Written problem:
Return all the entries exactly, keeping pictures out.

Working data:
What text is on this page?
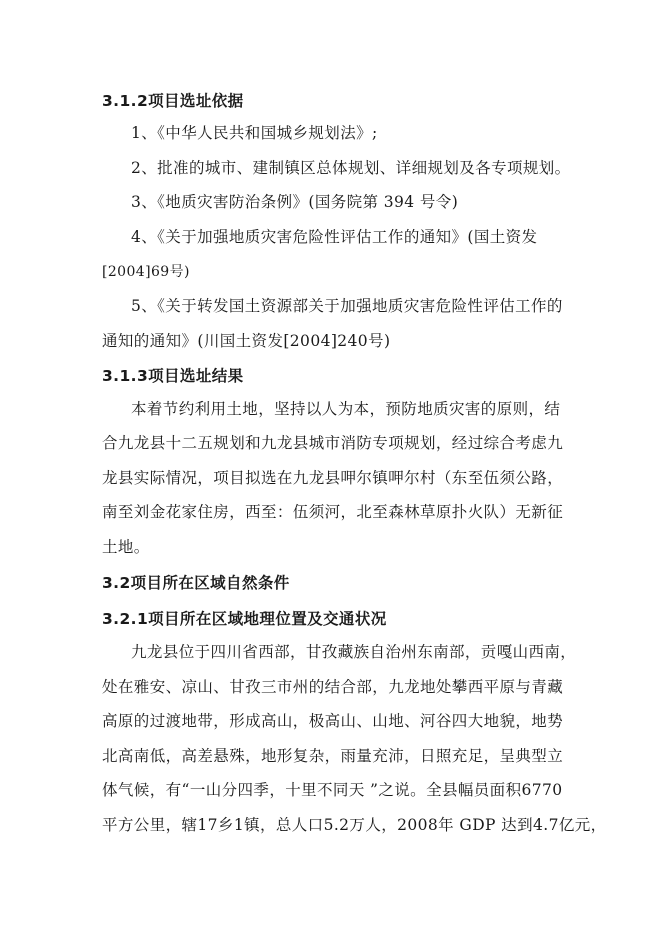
3.1.2项目选址依据
1、《中华人民共和国城乡规划法》;
2、批准的城市、建制镇区总体规划、详细规划及各专项规划。
3、《地质灾害防治条例》(国务院第 394 号令)
4、《关于加强地质灾害危险性评估工作的通知》(国土资发
[2004]69号)
5、《关于转发国土资源部关于加强地质灾害危险性评估工作的
通知的通知》(川国土资发[2004]240号)
3.1.3项目选址结果
本着节约利用土地，坚持以人为本，预防地质灾害的原则，结
合九龙县十二五规划和九龙县城市消防专项规划，经过综合考虑九
龙县实际情况，项目拟选在九龙县呷尔镇呷尔村（东至伍须公路，
南至刘金花家住房，西至：伍须河，北至森林草原扑火队）无新征
土地。
3.2项目所在区域自然条件
3.2.1项目所在区域地理位置及交通状况
九龙县位于四川省西部，甘孜藏族自治州东南部，贡嘎山西南，
处在雅安、凉山、甘孜三市州的结合部，九龙地处攀西平原与青藏
高原的过渡地带，形成高山，极高山、山地、河谷四大地貌，地势
北高南低，高差悬殊，地形复杂，雨量充沛，日照充足，呈典型立
体气候，有“一山分四季，十里不同天 ”之说。全县幅员面积6770
平方公里，辖17乡1镇，总人口5.2万人，2008年 GDP 达到4.7亿元，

Correct answer:
What text is on this page?
3.1.2项目选址依据
1、《中华人民共和国城乡规划法》;
2、批准的城市、建制镇区总体规划、详细规划及各专项规划。
3、《地质灾害防治条例》(国务院第 394 号令)
4、《关于加强地质灾害危险性评估工作的通知》(国土资发
[2004]69号)
5、《关于转发国土资源部关于加强地质灾害危险性评估工作的
通知的通知》(川国土资发[2004]240号)
3.1.3项目选址结果
本着节约利用土地，坚持以人为本，预防地质灾害的原则，结
合九龙县十二五规划和九龙县城市消防专项规划，经过综合考虑九
龙县实际情况，项目拟选在九龙县呷尔镇呷尔村（东至伍须公路，
南至刘金花家住房，西至：伍须河，北至森林草原扑火队）无新征
土地。
3.2项目所在区域自然条件
3.2.1项目所在区域地理位置及交通状况
九龙县位于四川省西部，甘孜藏族自治州东南部，贡嘎山西南，
处在雅安、凉山、甘孜三市州的结合部，九龙地处攀西平原与青藏
高原的过渡地带，形成高山，极高山、山地、河谷四大地貌，地势
北高南低，高差悬殊，地形复杂，雨量充沛，日照充足，呈典型立
体气候，有“一山分四季，十里不同天 ”之说。全县幅员面积6770
平方公里，辖17乡1镇，总人口5.2万人，2008年 GDP 达到4.7亿元，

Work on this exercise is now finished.